**** Data
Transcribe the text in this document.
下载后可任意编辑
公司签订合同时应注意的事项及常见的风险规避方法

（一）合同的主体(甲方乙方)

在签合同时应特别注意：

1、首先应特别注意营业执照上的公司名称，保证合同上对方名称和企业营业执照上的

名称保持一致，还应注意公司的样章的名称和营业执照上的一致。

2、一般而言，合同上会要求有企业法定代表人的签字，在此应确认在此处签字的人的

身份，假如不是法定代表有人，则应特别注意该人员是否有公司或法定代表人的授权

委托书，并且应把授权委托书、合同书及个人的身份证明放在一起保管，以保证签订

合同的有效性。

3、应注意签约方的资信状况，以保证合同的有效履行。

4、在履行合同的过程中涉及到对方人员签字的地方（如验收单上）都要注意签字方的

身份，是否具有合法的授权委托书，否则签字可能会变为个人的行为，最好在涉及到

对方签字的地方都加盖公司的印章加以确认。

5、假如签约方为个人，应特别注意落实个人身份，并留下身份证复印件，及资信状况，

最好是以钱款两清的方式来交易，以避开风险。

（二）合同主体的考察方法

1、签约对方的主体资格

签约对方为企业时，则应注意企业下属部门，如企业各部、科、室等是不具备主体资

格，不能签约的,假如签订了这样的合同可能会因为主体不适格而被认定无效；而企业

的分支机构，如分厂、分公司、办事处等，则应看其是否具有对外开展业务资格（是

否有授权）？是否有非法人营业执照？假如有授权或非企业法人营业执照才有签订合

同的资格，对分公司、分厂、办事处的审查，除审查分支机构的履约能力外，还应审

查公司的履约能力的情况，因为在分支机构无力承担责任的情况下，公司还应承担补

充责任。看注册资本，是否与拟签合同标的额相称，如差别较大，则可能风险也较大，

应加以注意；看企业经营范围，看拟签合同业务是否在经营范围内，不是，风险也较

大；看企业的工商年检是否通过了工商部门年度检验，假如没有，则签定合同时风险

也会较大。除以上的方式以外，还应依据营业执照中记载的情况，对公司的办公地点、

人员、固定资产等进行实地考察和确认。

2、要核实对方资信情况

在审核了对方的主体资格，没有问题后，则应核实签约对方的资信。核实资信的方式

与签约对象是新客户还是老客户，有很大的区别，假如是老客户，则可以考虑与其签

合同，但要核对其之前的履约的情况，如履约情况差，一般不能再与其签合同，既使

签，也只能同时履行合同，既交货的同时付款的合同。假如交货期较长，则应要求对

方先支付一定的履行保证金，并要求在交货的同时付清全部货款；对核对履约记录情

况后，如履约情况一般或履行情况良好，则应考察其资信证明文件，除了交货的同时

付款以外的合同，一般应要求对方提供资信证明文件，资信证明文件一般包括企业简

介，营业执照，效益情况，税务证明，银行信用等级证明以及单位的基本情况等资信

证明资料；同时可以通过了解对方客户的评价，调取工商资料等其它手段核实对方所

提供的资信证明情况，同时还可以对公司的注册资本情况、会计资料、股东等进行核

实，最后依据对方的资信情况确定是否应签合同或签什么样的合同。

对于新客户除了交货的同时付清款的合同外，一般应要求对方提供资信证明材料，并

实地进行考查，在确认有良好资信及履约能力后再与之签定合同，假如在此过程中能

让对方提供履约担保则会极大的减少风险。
********
Requirement: Copy each record from above without leaving any out.

Output of the task:
Transcribe the text in this document.
下载后可任意编辑
公司签订合同时应注意的事项及常见的风险规避方法

（一）合同的主体(甲方乙方)

在签合同时应特别注意：

1、首先应特别注意营业执照上的公司名称，保证合同上对方名称和企业营业执照上的

名称保持一致，还应注意公司的样章的名称和营业执照上的一致。

2、一般而言，合同上会要求有企业法定代表人的签字，在此应确认在此处签字的人的

身份，假如不是法定代表有人，则应特别注意该人员是否有公司或法定代表人的授权

委托书，并且应把授权委托书、合同书及个人的身份证明放在一起保管，以保证签订

合同的有效性。

3、应注意签约方的资信状况，以保证合同的有效履行。

4、在履行合同的过程中涉及到对方人员签字的地方（如验收单上）都要注意签字方的

身份，是否具有合法的授权委托书，否则签字可能会变为个人的行为，最好在涉及到

对方签字的地方都加盖公司的印章加以确认。

5、假如签约方为个人，应特别注意落实个人身份，并留下身份证复印件，及资信状况，

最好是以钱款两清的方式来交易，以避开风险。

（二）合同主体的考察方法

1、签约对方的主体资格

签约对方为企业时，则应注意企业下属部门，如企业各部、科、室等是不具备主体资

格，不能签约的,假如签订了这样的合同可能会因为主体不适格而被认定无效；而企业

的分支机构，如分厂、分公司、办事处等，则应看其是否具有对外开展业务资格（是

否有授权）？是否有非法人营业执照？假如有授权或非企业法人营业执照才有签订合

同的资格，对分公司、分厂、办事处的审查，除审查分支机构的履约能力外，还应审

查公司的履约能力的情况，因为在分支机构无力承担责任的情况下，公司还应承担补

充责任。看注册资本，是否与拟签合同标的额相称，如差别较大，则可能风险也较大，

应加以注意；看企业经营范围，看拟签合同业务是否在经营范围内，不是，风险也较

大；看企业的工商年检是否通过了工商部门年度检验，假如没有，则签定合同时风险

也会较大。除以上的方式以外，还应依据营业执照中记载的情况，对公司的办公地点、

人员、固定资产等进行实地考察和确认。

2、要核实对方资信情况

在审核了对方的主体资格，没有问题后，则应核实签约对方的资信。核实资信的方式

与签约对象是新客户还是老客户，有很大的区别，假如是老客户，则可以考虑与其签

合同，但要核对其之前的履约的情况，如履约情况差，一般不能再与其签合同，既使

签，也只能同时履行合同，既交货的同时付款的合同。假如交货期较长，则应要求对

方先支付一定的履行保证金，并要求在交货的同时付清全部货款；对核对履约记录情

况后，如履约情况一般或履行情况良好，则应考察其资信证明文件，除了交货的同时

付款以外的合同，一般应要求对方提供资信证明文件，资信证明文件一般包括企业简

介，营业执照，效益情况，税务证明，银行信用等级证明以及单位的基本情况等资信

证明资料；同时可以通过了解对方客户的评价，调取工商资料等其它手段核实对方所

提供的资信证明情况，同时还可以对公司的注册资本情况、会计资料、股东等进行核

实，最后依据对方的资信情况确定是否应签合同或签什么样的合同。

对于新客户除了交货的同时付清款的合同外，一般应要求对方提供资信证明材料，并

实地进行考查，在确认有良好资信及履约能力后再与之签定合同，假如在此过程中能

让对方提供履约担保则会极大的减少风险。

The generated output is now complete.